Given problem: How many of these lines hold the string "aadhaar"? Answer with the number only.

Source data:
- - - - - - -
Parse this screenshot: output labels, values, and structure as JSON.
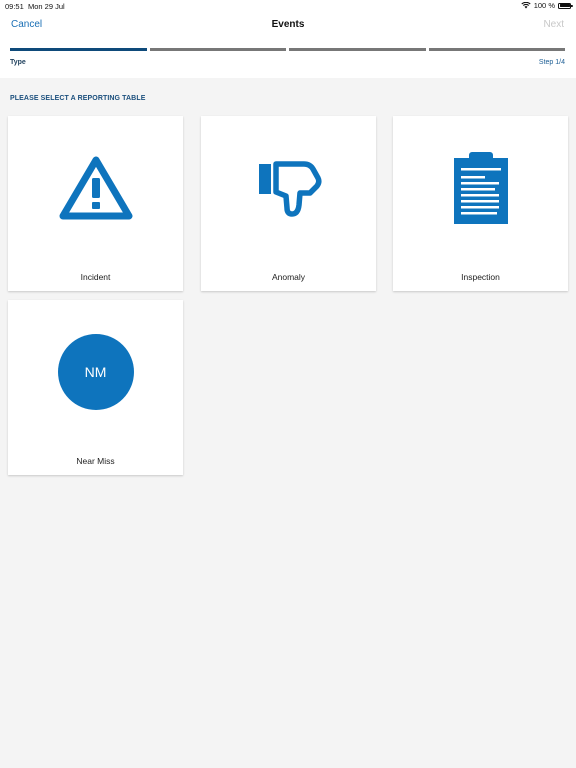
{
  "status_bar": {
    "time": "09:51",
    "date": "Mon 29 Jul",
    "battery_text": "100 %",
    "battery_level": 1.0,
    "wifi_icon": "wifi-icon"
  },
  "navbar": {
    "cancel_label": "Cancel",
    "title": "Events",
    "next_label": "Next"
  },
  "progress": {
    "current_step": 1,
    "total_steps": 4,
    "type_label": "Type",
    "step_label": "Step 1/4"
  },
  "section_title": "PLEASE SELECT A REPORTING TABLE",
  "cards": [
    {
      "label": "Incident",
      "icon": "warning-triangle-icon"
    },
    {
      "label": "Anomaly",
      "icon": "thumbs-down-icon"
    },
    {
      "label": "Inspection",
      "icon": "clipboard-icon"
    },
    {
      "label": "Near Miss",
      "icon": "near-miss-badge",
      "badge_text": "NM"
    }
  ],
  "colors": {
    "accent": "#0e74bd",
    "link": "#1a6fb5",
    "progress_active": "#0e4a7a",
    "progress_inactive": "#777777",
    "background": "#f4f4f4"
  }
}
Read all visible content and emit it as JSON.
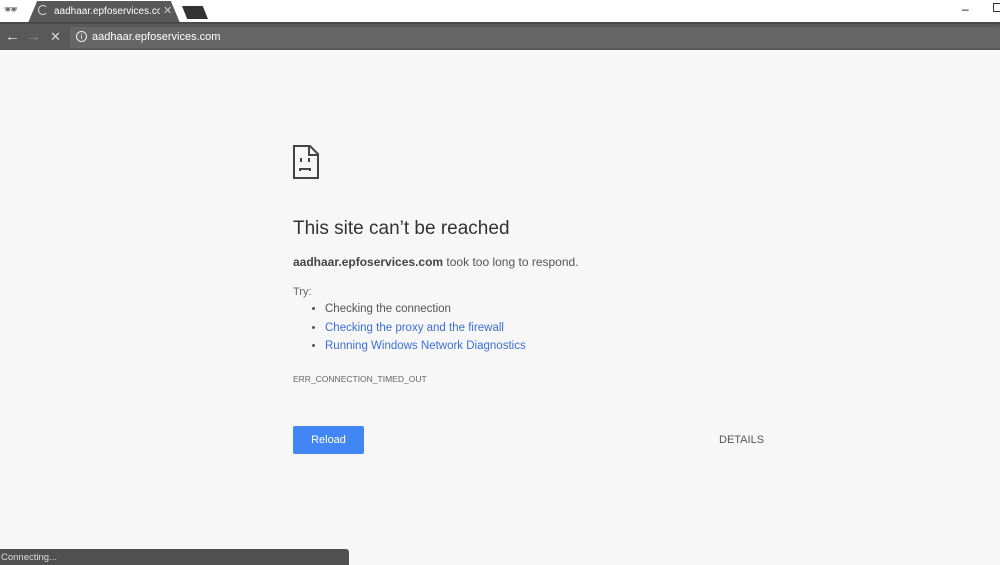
{
  "browser": {
    "tab_title": "aadhaar.epfoservices.com",
    "url": "aadhaar.epfoservices.com",
    "status": "Connecting..."
  },
  "error": {
    "title": "This site can’t be reached",
    "host": "aadhaar.epfoservices.com",
    "message": " took too long to respond.",
    "try_label": "Try:",
    "suggestions": [
      "Checking the connection",
      "Checking the proxy and the firewall",
      "Running Windows Network Diagnostics"
    ],
    "code": "ERR_CONNECTION_TIMED_OUT",
    "reload_label": "Reload",
    "details_label": "DETAILS"
  },
  "colors": {
    "accent": "#4285f4",
    "link": "#3b6fd6",
    "chrome": "#595959"
  }
}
- - - - - - -
Written response: 3